Annotated element listings
** START **
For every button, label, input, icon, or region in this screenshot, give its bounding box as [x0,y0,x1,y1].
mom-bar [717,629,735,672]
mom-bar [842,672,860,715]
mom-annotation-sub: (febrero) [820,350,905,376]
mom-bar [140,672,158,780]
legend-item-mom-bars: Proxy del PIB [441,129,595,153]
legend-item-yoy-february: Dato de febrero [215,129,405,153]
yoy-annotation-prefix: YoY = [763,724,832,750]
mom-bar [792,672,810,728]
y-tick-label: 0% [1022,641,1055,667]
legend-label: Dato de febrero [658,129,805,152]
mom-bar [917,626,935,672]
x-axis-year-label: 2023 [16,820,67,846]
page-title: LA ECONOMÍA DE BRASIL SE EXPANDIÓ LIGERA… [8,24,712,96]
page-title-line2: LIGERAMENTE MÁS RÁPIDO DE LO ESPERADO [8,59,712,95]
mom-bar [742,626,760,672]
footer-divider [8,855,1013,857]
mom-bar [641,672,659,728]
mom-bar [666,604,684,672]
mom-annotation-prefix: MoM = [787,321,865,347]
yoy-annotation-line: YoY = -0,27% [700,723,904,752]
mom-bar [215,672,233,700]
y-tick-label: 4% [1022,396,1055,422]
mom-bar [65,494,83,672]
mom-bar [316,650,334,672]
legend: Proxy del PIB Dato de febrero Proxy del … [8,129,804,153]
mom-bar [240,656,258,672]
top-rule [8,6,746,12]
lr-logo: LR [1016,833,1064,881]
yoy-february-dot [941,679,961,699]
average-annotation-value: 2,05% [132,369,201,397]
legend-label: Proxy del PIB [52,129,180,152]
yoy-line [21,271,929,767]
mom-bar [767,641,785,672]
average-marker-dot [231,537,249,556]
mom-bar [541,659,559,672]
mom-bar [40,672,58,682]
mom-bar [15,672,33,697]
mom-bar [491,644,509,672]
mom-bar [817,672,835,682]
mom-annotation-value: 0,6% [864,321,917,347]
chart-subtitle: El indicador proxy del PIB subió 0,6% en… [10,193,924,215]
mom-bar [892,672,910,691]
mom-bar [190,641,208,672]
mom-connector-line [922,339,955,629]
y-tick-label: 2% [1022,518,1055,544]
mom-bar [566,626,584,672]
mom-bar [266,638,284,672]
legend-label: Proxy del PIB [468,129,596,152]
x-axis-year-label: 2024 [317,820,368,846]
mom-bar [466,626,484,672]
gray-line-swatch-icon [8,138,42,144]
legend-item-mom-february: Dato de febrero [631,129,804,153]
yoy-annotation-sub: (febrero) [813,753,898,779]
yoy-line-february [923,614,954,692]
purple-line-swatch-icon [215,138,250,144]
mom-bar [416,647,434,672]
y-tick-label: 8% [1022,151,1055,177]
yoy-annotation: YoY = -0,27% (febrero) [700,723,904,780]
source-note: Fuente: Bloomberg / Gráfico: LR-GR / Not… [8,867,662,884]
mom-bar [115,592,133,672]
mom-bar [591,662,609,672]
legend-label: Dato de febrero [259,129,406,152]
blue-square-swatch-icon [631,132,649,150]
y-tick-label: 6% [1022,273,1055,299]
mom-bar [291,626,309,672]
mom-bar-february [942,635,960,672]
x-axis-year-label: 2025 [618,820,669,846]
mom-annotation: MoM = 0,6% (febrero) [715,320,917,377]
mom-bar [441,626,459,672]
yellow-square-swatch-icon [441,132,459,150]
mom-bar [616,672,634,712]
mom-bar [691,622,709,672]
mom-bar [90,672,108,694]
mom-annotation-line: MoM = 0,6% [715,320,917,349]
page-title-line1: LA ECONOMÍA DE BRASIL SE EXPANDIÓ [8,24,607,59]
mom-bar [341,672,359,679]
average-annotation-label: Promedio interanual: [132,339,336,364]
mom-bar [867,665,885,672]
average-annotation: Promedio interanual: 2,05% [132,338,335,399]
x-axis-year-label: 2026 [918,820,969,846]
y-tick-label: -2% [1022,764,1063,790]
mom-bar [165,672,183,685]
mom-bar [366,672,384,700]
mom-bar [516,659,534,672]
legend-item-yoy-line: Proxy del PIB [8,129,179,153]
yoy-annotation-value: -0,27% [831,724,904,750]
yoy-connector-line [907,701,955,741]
** END **
→ **Task statement**
Reproduce every line of the records, changing nothing.

→ **Result**
For every button, label, input, icon, or region in this screenshot, give its bounding box as [x0,y0,x1,y1].
mom-bar [717,629,735,672]
mom-bar [842,672,860,715]
mom-annotation-sub: (febrero) [820,350,905,376]
mom-bar [140,672,158,780]
legend-item-mom-bars: Proxy del PIB [441,129,595,153]
legend-item-yoy-february: Dato de febrero [215,129,405,153]
yoy-annotation-prefix: YoY = [763,724,832,750]
mom-bar [792,672,810,728]
y-tick-label: 0% [1022,641,1055,667]
legend-label: Dato de febrero [658,129,805,152]
mom-bar [917,626,935,672]
x-axis-year-label: 2023 [16,820,67,846]
page-title: LA ECONOMÍA DE BRASIL SE EXPANDIÓ LIGERA… [8,24,712,96]
page-title-line2: LIGERAMENTE MÁS RÁPIDO DE LO ESPERADO [8,59,712,95]
mom-bar [742,626,760,672]
footer-divider [8,855,1013,857]
mom-bar [641,672,659,728]
mom-bar [666,604,684,672]
mom-annotation-prefix: MoM = [787,321,865,347]
yoy-annotation-line: YoY = -0,27% [700,723,904,752]
mom-bar [215,672,233,700]
y-tick-label: 4% [1022,396,1055,422]
mom-bar [65,494,83,672]
mom-bar [316,650,334,672]
legend: Proxy del PIB Dato de febrero Proxy del … [8,129,804,153]
mom-bar [240,656,258,672]
top-rule [8,6,746,12]
lr-logo: LR [1016,833,1064,881]
yoy-february-dot [941,679,961,699]
average-annotation-value: 2,05% [132,369,201,397]
legend-label: Proxy del PIB [52,129,180,152]
yoy-line [21,271,929,767]
mom-bar [767,641,785,672]
average-marker-dot [231,537,249,556]
mom-bar [541,659,559,672]
mom-bar [40,672,58,682]
mom-bar [15,672,33,697]
mom-bar [491,644,509,672]
mom-bar [817,672,835,682]
mom-annotation-value: 0,6% [864,321,917,347]
chart-subtitle: El indicador proxy del PIB subió 0,6% en… [10,193,924,215]
mom-bar [892,672,910,691]
mom-bar [190,641,208,672]
mom-connector-line [922,339,955,629]
y-tick-label: 2% [1022,518,1055,544]
mom-bar [566,626,584,672]
mom-bar [266,638,284,672]
legend-label: Proxy del PIB [468,129,596,152]
x-axis-year-label: 2024 [317,820,368,846]
mom-bar [466,626,484,672]
gray-line-swatch-icon [8,138,42,144]
legend-item-mom-february: Dato de febrero [631,129,804,153]
yoy-annotation-sub: (febrero) [813,753,898,779]
yoy-line-february [923,614,954,692]
purple-line-swatch-icon [215,138,250,144]
mom-bar [416,647,434,672]
y-tick-label: 8% [1022,151,1055,177]
yoy-annotation: YoY = -0,27% (febrero) [700,723,904,780]
source-note: Fuente: Bloomberg / Gráfico: LR-GR / Not… [8,867,662,884]
mom-bar [115,592,133,672]
mom-bar [591,662,609,672]
legend-label: Dato de febrero [259,129,406,152]
blue-square-swatch-icon [631,132,649,150]
y-tick-label: 6% [1022,273,1055,299]
mom-bar [291,626,309,672]
mom-bar-february [942,635,960,672]
x-axis-year-label: 2025 [618,820,669,846]
mom-annotation: MoM = 0,6% (febrero) [715,320,917,377]
mom-bar [441,626,459,672]
yellow-square-swatch-icon [441,132,459,150]
mom-bar [616,672,634,712]
mom-bar [691,622,709,672]
mom-bar [90,672,108,694]
mom-annotation-line: MoM = 0,6% [715,320,917,349]
page-title-line1: LA ECONOMÍA DE BRASIL SE EXPANDIÓ [8,24,607,59]
mom-bar [341,672,359,679]
average-annotation-label: Promedio interanual: [132,339,336,364]
mom-bar [867,665,885,672]
average-annotation: Promedio interanual: 2,05% [132,338,335,399]
x-axis-year-label: 2026 [918,820,969,846]
y-tick-label: -2% [1022,764,1063,790]
mom-bar [165,672,183,685]
mom-bar [366,672,384,700]
mom-bar [516,659,534,672]
legend-item-yoy-line: Proxy del PIB [8,129,179,153]
yoy-annotation-value: -0,27% [831,724,904,750]
yoy-connector-line [907,701,955,741]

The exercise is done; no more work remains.